Go through the entries below and collect each line with the string "plusieurs" in it.

● ● ●

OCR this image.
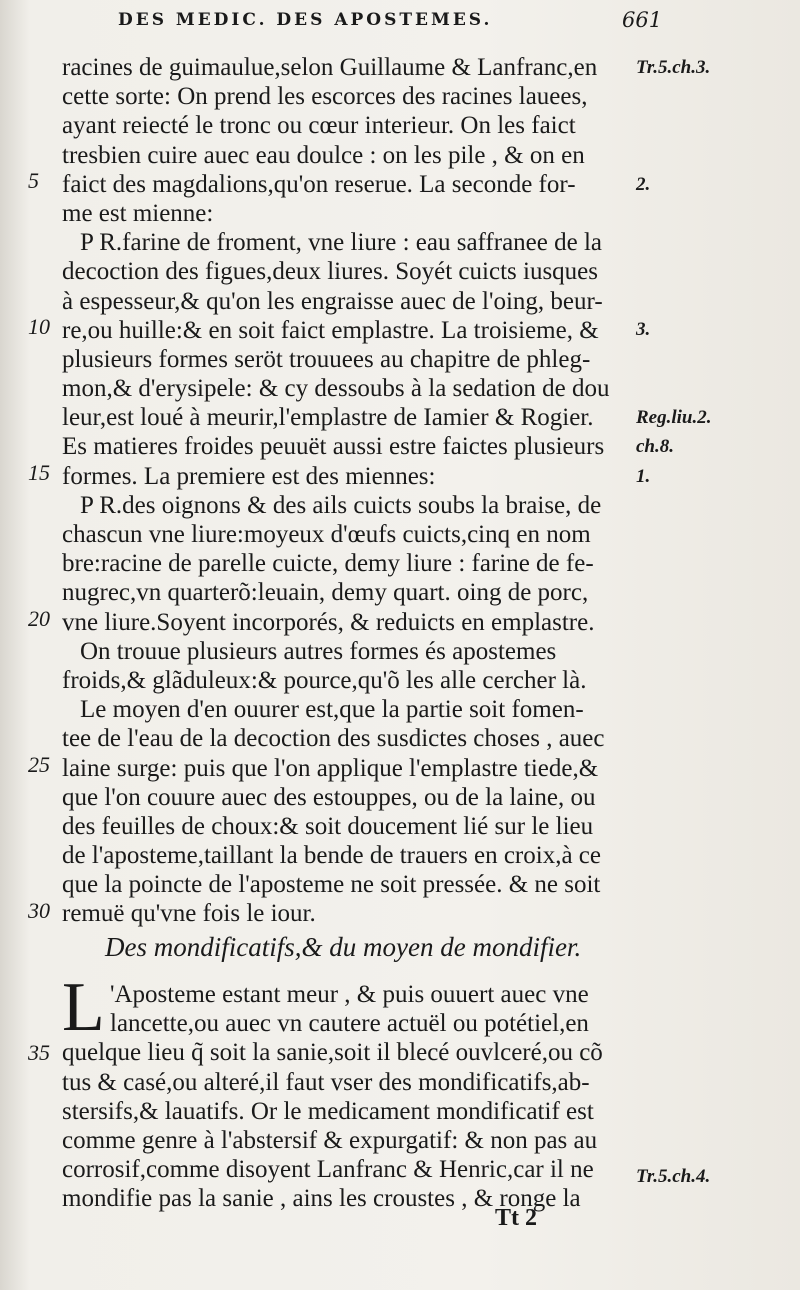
DES MEDIC. DES APOSTEMES.	661
racines de guimaulue,selon Guillaume & Lanfranc,en
cette sorte: On prend les escorces des racines lauees,
ayant reiecté le tronc ou cœur interieur. On les faict
tresbien cuire auec eau doulce : on les pile , & on en
faict des magdalions,qu'on reserue. La seconde for-
me est mienne:
P R.farine de froment, vne liure : eau saffranee de la
decoction des figues,deux liures. Soyét cuicts iusques
à espesseur,& qu'on les engraisse auec de l'oing, beur-
re,ou huille:& en soit faict emplastre. La troisieme, &
plusieurs formes seröt trouuees au chapitre de phleg-
mon,& d'erysipele: & cy dessoubs à la sedation de dou
leur,est loué à meurir,l'emplastre de Iamier & Rogier.
Es matieres froides peuuët aussi estre faictes plusieurs
formes. La premiere est des miennes:
P R.des oignons & des ails cuicts soubs la braise, de
chascun vne liure:moyeux d'œufs cuicts,cinq en nom
bre:racine de parelle cuicte, demy liure : farine de fe-
nugrec,vn quarterõ:leuain, demy quart. oing de porc,
vne liure.Soyent incorporés, & reduicts en emplastre.
On trouue plusieurs autres formes és apostemes
froids,& glãduleux:& pource,qu'õ les alle cercher là.
Le moyen d'en ouurer est,que la partie soit fomen-
tee de l'eau de la decoction des susdictes choses , auec
laine surge: puis que l'on applique l'emplastre tiede,&
que l'on couure auec des estouppes, ou de la laine, ou
des feuilles de choux:& soit doucement lié sur le lieu
de l'aposteme,taillant la bende de trauers en croix,à ce
que la poincte de l'aposteme ne soit pressée. & ne soit
remuë qu'vne fois le iour.
5
10
15
20
25
30
35
Tr.5.ch.3.
2.
3.
Reg.liu.2.
ch.8.
1.
Tr.5.ch.4.
Des mondificatifs,& du moyen de mondifier.
L 'Aposteme estant meur , & puis ouuert auec vne
lancette,ou auec vn cautere actuël ou potétiel,en
quelque lieu q̃ soit la sanie,soit il blecé ouvlceré,ou cõ
tus & casé,ou alteré,il faut vser des mondificatifs,ab-
stersifs,& lauatifs. Or le medicament mondificatif est
comme genre à l'abstersif & expurgatif: & non pas au
corrosif,comme disoyent Lanfranc & Henric,car il ne
mondifie pas la sanie , ains les croustes , & ronge la
Tt 2
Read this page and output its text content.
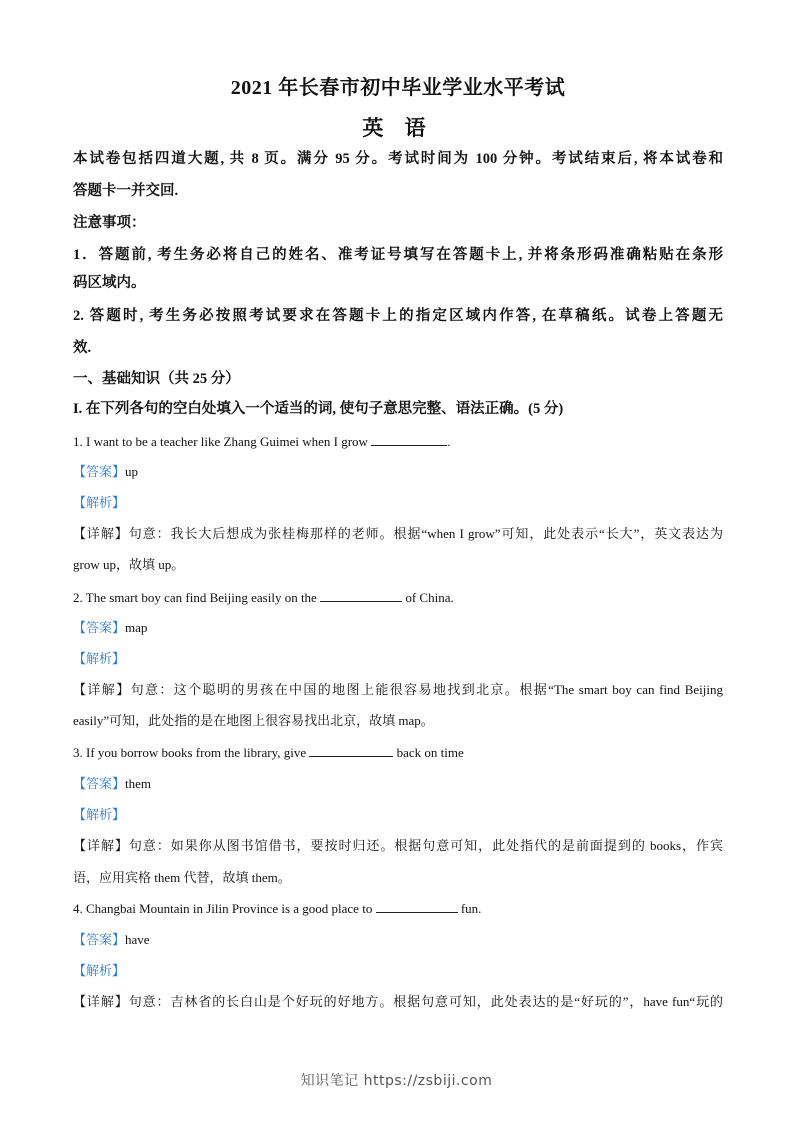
2021 年长春市初中毕业学业水平考试
英 语
本试卷包括四道大题, 共 8 页。满分 95 分。考试时间为 100 分钟。考试结束后, 将本试卷和
答题卡一并交回.
注意事项：
1．答题前, 考生务必将自己的姓名、准考证号填写在答题卡上, 并将条形码准确粘贴在条形
码区域内。
2. 答题时, 考生务必按照考试要求在答题卡上的指定区域内作答, 在草稿纸。试卷上答题无
效.
一、基础知识（共 25 分）
I. 在下列各句的空白处填入一个适当的词, 使句子意思完整、语法正确。(5 分)
1. I want to be a teacher like Zhang Guimei when I grow	.
【答案】up
【解析】
【详解】句意：我长大后想成为张桂梅那样的老师。根据“when I grow”可知，此处表示“长大”，英文表达为
grow up，故填 up。
2. The smart boy can find Beijing easily on the	of China.
【答案】map
【解析】
【详解】句意：这个聪明的男孩在中国的地图上能很容易地找到北京。根据“The smart boy can find Beijing
easily”可知，此处指的是在地图上很容易找出北京，故填 map。
3. If you borrow books from the library, give	back on time
【答案】them
【解析】
【详解】句意：如果你从图书馆借书，要按时归还。根据句意可知，此处指代的是前面提到的 books，作宾
语，应用宾格 them 代替，故填 them。
4. Changbai Mountain in Jilin Province is a good place to	fun.
【答案】have
【解析】
【详解】句意：吉林省的长白山是个好玩的好地方。根据句意可知，此处表达的是“好玩的”，have fun“玩的
知识笔记 https://zsbiji.com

● ● ●

→ RESPONSE TO THIS EXERCISE:
plusieurs formes seröt trouuees au chapitre de phleg-
Es matieres froides peuuët aussi estre faictes plusieurs
On trouue plusieurs autres formes és apostemes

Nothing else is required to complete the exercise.